- **Work to complete**:
Please echo the data below line for line, leaving out the pictures.

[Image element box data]

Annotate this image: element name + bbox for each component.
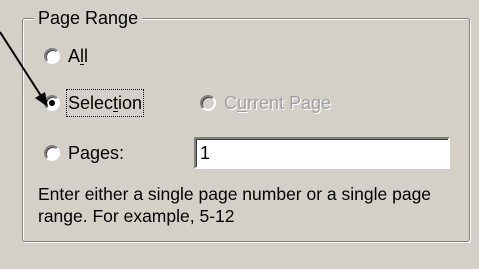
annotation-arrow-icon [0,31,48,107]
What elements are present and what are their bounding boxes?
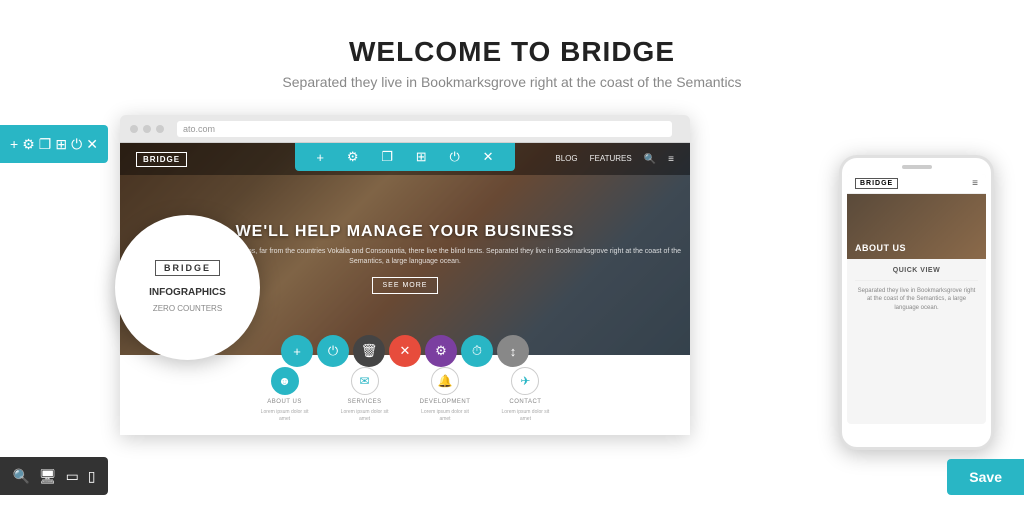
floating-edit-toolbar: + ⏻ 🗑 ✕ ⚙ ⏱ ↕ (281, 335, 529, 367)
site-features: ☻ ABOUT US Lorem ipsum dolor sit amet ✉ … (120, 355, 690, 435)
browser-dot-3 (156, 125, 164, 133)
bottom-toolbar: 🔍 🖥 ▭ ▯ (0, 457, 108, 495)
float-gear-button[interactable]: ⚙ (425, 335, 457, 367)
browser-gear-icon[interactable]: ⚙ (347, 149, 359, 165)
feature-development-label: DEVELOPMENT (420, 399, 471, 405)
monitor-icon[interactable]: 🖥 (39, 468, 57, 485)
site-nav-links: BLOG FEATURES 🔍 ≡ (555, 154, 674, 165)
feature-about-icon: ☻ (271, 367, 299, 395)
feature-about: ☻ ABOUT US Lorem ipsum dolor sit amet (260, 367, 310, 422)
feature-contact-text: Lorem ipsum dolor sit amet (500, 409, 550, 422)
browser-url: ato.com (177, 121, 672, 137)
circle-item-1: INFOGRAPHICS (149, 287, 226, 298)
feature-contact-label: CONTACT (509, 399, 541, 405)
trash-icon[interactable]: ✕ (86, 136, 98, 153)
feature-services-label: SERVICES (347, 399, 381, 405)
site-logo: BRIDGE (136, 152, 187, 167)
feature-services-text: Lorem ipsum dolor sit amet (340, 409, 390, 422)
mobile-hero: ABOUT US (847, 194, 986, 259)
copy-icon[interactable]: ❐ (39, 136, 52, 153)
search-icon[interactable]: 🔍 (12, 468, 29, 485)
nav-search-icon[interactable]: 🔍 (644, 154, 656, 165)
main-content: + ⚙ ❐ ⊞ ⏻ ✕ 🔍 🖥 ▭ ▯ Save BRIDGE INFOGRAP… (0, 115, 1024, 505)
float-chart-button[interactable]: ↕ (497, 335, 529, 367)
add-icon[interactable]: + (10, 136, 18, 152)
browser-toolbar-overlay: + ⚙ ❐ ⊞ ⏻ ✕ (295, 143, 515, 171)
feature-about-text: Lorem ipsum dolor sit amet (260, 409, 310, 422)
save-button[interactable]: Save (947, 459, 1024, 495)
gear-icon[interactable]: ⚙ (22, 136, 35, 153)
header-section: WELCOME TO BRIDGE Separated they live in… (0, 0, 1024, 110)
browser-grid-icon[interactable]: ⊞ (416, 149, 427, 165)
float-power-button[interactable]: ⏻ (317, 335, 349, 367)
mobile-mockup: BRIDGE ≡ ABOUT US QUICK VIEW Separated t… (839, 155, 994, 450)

- **Task output**:
Annotate this image: element name + bbox for each component.
annotation-arrow-icon [0,31,48,107]
What elements are present and what are their bounding boxes?
floating-edit-toolbar: + ⏻ 🗑 ✕ ⚙ ⏱ ↕ (281, 335, 529, 367)
site-features: ☻ ABOUT US Lorem ipsum dolor sit amet ✉ … (120, 355, 690, 435)
browser-dot-3 (156, 125, 164, 133)
bottom-toolbar: 🔍 🖥 ▭ ▯ (0, 457, 108, 495)
float-gear-button[interactable]: ⚙ (425, 335, 457, 367)
browser-gear-icon[interactable]: ⚙ (347, 149, 359, 165)
feature-development-label: DEVELOPMENT (420, 399, 471, 405)
monitor-icon[interactable]: 🖥 (39, 468, 57, 485)
site-nav-links: BLOG FEATURES 🔍 ≡ (555, 154, 674, 165)
feature-about-icon: ☻ (271, 367, 299, 395)
feature-about: ☻ ABOUT US Lorem ipsum dolor sit amet (260, 367, 310, 422)
feature-contact-text: Lorem ipsum dolor sit amet (500, 409, 550, 422)
browser-url: ato.com (177, 121, 672, 137)
circle-item-1: INFOGRAPHICS (149, 287, 226, 298)
feature-contact-label: CONTACT (509, 399, 541, 405)
trash-icon[interactable]: ✕ (86, 136, 98, 153)
feature-services-label: SERVICES (347, 399, 381, 405)
site-logo: BRIDGE (136, 152, 187, 167)
feature-services-text: Lorem ipsum dolor sit amet (340, 409, 390, 422)
mobile-hero: ABOUT US (847, 194, 986, 259)
copy-icon[interactable]: ❐ (39, 136, 52, 153)
search-icon[interactable]: 🔍 (12, 468, 29, 485)
nav-search-icon[interactable]: 🔍 (644, 154, 656, 165)
main-content: + ⚙ ❐ ⊞ ⏻ ✕ 🔍 🖥 ▭ ▯ Save BRIDGE INFOGRAP… (0, 115, 1024, 505)
float-chart-button[interactable]: ↕ (497, 335, 529, 367)
add-icon[interactable]: + (10, 136, 18, 152)
browser-toolbar-overlay: + ⚙ ❐ ⊞ ⏻ ✕ (295, 143, 515, 171)
feature-about-text: Lorem ipsum dolor sit amet (260, 409, 310, 422)
save-button[interactable]: Save (947, 459, 1024, 495)
gear-icon[interactable]: ⚙ (22, 136, 35, 153)
header-section: WELCOME TO BRIDGE Separated they live in… (0, 0, 1024, 110)
browser-grid-icon[interactable]: ⊞ (416, 149, 427, 165)
float-power-button[interactable]: ⏻ (317, 335, 349, 367)
mobile-mockup: BRIDGE ≡ ABOUT US QUICK VIEW Separated t… (839, 155, 994, 450)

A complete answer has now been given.